# EXERCISE AIM
Copy out each line that mentions the word "بإيقاعه".

# Some records
═══
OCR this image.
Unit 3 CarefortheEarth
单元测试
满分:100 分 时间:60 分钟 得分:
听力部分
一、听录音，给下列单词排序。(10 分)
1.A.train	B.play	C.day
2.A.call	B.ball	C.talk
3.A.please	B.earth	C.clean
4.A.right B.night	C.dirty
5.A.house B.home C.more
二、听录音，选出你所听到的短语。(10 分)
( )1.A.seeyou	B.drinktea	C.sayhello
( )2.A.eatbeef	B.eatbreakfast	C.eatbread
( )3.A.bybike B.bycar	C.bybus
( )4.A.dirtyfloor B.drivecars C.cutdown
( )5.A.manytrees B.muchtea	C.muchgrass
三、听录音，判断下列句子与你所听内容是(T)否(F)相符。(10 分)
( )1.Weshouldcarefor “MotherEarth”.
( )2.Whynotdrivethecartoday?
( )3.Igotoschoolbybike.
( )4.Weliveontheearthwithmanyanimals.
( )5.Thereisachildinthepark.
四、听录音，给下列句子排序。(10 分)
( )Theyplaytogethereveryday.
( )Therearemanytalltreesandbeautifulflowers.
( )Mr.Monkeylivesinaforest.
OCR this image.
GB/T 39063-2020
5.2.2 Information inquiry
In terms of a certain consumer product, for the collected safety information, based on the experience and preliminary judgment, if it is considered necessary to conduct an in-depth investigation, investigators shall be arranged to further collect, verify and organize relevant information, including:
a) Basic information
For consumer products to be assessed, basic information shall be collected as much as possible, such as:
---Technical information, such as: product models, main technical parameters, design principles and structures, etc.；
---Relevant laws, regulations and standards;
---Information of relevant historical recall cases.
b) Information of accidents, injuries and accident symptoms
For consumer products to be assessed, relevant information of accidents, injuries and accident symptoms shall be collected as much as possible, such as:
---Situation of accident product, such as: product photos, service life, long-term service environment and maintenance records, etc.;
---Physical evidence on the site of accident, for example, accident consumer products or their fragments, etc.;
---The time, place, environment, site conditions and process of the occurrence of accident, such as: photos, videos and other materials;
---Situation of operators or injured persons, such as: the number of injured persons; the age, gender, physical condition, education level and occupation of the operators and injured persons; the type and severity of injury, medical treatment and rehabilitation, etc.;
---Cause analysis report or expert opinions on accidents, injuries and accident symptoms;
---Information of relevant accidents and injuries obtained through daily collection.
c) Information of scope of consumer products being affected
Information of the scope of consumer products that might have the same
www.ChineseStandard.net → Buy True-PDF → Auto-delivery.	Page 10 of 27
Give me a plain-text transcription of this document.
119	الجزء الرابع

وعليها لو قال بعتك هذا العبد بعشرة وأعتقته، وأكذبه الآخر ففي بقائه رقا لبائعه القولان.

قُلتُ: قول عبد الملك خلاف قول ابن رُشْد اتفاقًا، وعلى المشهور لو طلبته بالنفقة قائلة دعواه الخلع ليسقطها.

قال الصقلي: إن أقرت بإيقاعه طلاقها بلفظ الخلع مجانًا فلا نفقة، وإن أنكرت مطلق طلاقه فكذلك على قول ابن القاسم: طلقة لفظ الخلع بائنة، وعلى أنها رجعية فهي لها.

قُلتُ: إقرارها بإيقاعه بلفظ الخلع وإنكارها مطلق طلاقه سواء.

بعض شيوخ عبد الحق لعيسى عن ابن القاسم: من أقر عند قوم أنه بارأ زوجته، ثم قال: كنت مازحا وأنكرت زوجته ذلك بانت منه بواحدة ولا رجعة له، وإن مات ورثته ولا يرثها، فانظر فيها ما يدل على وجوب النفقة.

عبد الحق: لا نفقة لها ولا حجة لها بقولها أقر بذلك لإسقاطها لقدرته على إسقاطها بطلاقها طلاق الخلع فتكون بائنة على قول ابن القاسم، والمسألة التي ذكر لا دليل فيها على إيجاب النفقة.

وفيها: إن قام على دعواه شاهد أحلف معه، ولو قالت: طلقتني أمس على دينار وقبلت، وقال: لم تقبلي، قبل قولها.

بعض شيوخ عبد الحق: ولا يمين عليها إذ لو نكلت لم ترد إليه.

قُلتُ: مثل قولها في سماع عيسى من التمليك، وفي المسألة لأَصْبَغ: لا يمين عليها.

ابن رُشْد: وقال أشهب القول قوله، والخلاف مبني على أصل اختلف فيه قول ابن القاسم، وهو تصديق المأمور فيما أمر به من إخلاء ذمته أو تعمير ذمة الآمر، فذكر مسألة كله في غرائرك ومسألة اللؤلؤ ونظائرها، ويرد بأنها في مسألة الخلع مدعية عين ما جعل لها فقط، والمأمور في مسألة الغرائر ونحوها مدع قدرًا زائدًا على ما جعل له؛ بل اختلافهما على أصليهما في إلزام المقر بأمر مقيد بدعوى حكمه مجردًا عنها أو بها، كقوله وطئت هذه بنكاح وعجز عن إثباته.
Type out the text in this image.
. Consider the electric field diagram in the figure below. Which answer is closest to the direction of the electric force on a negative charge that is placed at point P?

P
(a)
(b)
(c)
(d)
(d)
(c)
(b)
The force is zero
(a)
═══
# TASK OUTPUT
قال الصقلي: إن أقرت بإيقاعه طلاقها بلفظ الخلع مجانًا فلا نفقة، وإن أنكرت مطلق طلاقه فكذلك على قول ابن القاسم: طلقة لفظ الخلع بائنة، وعلى أنها رجعية فهي لها.
قُلتُ: إقرارها بإيقاعه بلفظ الخلع وإنكارها مطلق طلاقه سواء.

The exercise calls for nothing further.